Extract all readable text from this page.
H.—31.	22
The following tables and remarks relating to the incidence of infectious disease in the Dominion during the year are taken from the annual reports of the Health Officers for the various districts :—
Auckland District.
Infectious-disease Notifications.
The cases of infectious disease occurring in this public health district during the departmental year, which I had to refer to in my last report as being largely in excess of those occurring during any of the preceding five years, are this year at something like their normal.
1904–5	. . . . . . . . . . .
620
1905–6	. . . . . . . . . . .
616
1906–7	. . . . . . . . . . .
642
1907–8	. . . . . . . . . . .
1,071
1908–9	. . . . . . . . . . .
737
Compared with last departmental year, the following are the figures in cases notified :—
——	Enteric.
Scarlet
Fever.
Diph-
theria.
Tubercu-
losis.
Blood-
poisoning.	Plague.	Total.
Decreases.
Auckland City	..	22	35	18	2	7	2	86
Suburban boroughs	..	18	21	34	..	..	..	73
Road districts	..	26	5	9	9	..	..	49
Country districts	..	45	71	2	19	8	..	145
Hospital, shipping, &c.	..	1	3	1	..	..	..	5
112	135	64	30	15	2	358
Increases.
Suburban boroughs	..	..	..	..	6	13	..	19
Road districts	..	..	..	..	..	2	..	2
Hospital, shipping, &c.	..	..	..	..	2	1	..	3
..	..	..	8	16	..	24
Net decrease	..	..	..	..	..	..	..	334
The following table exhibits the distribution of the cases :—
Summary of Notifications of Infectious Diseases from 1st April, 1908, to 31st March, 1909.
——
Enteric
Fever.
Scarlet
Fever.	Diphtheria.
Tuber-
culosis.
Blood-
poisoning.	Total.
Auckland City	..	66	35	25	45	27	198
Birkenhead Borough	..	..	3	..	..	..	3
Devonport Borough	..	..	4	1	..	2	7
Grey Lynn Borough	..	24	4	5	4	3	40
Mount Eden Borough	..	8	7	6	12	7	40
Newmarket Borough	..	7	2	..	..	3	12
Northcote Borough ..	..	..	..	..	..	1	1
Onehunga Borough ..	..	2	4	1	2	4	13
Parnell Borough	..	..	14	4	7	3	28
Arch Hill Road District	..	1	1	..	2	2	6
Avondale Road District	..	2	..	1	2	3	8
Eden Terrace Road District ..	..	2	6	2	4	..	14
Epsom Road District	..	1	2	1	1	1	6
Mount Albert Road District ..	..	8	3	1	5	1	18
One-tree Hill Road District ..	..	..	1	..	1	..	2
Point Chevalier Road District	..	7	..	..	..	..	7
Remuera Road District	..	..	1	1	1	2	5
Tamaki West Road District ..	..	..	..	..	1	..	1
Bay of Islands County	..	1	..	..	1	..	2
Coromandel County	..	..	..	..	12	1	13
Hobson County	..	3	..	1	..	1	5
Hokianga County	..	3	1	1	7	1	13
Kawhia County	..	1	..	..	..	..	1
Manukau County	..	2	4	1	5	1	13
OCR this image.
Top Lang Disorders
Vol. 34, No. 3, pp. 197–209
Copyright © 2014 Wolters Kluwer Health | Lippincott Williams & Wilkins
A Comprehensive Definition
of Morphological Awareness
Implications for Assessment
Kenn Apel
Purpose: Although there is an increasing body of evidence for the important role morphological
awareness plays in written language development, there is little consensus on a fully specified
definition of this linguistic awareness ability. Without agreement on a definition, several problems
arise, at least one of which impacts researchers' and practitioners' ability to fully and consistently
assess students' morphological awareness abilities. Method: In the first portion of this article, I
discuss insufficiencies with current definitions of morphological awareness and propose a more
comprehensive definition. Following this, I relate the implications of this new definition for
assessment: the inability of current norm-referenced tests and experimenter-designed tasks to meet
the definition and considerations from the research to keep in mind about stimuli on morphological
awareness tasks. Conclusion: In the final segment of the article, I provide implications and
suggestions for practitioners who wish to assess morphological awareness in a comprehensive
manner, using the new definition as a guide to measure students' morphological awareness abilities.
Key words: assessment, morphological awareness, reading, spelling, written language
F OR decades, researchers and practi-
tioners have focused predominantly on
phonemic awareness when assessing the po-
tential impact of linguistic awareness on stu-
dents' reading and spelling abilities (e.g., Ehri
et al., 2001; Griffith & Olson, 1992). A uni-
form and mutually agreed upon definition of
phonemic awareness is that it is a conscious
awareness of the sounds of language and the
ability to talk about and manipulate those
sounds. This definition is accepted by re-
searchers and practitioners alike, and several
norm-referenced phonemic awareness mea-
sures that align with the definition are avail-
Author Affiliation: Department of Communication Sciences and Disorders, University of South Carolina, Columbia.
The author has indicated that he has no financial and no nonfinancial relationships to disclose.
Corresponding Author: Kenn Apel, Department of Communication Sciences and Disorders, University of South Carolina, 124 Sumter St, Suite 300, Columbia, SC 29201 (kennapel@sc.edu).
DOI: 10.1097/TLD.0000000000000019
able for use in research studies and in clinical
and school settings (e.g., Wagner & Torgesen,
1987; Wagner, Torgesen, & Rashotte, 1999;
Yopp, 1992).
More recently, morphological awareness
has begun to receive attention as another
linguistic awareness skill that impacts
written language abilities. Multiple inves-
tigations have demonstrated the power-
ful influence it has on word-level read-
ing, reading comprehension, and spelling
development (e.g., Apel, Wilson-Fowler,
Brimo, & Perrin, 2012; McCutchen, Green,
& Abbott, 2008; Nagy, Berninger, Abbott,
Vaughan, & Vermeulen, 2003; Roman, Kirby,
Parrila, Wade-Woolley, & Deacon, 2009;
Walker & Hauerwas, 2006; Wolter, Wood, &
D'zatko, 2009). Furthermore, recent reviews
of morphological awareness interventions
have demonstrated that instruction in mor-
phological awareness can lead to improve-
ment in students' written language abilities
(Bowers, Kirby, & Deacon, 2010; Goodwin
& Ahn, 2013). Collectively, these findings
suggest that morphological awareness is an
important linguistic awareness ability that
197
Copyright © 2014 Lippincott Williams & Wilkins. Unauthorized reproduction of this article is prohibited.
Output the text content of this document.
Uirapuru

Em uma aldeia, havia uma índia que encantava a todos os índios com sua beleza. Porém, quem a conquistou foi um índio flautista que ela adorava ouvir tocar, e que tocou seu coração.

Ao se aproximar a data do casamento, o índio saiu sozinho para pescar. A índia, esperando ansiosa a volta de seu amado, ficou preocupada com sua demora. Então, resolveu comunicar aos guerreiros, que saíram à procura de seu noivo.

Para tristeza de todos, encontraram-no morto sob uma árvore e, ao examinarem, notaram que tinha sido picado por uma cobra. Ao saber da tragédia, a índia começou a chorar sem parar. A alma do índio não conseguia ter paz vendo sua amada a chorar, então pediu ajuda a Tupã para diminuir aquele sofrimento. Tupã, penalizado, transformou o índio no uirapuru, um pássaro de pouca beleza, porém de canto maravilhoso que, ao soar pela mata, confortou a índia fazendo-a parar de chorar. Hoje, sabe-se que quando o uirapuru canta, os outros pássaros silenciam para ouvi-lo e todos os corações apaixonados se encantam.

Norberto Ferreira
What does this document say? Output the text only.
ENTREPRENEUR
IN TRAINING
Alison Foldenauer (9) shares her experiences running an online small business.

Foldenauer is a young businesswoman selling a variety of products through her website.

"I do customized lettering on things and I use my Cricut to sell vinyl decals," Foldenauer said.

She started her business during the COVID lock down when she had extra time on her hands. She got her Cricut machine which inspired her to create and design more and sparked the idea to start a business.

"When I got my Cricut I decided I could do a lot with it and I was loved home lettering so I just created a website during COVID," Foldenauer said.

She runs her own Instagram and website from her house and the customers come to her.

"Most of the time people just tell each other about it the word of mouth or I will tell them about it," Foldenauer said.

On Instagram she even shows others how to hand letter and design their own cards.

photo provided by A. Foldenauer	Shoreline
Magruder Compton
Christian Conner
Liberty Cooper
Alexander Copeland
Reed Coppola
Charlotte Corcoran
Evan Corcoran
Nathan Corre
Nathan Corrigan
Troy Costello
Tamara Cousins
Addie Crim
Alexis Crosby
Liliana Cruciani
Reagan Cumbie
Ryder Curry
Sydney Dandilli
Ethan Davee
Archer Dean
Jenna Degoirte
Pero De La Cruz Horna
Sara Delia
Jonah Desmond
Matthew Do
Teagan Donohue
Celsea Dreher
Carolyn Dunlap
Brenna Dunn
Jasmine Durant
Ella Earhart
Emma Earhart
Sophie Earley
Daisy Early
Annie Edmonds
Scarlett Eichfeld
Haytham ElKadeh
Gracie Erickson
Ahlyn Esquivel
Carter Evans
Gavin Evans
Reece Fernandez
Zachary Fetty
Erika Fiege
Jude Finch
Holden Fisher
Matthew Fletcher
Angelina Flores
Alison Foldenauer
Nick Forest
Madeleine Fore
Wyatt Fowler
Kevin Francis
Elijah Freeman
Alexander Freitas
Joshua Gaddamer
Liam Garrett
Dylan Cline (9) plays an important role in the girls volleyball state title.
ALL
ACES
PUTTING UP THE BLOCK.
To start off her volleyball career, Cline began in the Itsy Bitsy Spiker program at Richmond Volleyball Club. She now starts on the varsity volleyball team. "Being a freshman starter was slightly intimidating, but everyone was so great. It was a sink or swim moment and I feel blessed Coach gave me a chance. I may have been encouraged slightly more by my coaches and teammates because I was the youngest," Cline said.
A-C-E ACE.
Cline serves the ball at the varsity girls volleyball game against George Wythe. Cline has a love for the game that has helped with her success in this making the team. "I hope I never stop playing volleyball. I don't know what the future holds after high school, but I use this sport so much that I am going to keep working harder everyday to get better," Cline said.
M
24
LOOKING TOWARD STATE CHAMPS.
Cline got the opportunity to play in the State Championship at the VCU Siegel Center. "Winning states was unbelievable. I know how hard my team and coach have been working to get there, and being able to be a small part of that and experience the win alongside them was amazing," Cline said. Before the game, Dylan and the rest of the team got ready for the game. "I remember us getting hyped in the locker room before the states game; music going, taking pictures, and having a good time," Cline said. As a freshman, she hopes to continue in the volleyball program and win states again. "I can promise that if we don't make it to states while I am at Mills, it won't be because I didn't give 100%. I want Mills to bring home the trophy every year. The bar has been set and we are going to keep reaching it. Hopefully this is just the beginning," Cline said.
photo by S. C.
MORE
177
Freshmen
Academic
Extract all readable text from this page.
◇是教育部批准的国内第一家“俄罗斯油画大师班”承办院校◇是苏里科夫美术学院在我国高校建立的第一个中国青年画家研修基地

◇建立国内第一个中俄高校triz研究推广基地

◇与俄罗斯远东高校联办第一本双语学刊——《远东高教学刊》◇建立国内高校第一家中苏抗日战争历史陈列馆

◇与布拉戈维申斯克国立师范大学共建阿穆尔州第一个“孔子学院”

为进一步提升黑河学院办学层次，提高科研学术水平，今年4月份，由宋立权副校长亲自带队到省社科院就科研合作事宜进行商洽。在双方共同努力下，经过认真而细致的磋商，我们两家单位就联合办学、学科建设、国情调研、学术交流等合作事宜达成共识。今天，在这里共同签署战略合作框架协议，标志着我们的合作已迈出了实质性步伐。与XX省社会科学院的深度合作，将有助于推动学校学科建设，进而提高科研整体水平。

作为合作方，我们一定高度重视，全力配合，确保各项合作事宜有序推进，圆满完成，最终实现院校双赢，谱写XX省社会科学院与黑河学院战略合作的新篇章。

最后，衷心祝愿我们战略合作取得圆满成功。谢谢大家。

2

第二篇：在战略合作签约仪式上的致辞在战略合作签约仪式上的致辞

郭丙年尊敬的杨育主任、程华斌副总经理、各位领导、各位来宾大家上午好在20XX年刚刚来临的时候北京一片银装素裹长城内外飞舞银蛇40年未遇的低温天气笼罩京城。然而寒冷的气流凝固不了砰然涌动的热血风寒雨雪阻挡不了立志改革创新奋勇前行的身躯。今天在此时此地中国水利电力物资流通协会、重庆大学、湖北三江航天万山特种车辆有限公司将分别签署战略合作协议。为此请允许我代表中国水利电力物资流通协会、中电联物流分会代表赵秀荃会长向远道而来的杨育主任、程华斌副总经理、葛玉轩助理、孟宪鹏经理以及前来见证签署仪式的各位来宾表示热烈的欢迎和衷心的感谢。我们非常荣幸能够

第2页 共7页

◆ ◆ ◆ ◆ ◆

▸ Written instruction:
Copy out every line in the listing where the word "Disorders" appears.

▸ Response to this exercise:
Top Lang Disorders
Author Affiliation: Department of Communication Sciences and Disorders, University of South Carolina, Columbia.
Corresponding Author: Kenn Apel, Department of Communication Sciences and Disorders, University of South Carolina, 124 Sumter St, Suite 300, Columbia, SC 29201 (kennapel@sc.edu).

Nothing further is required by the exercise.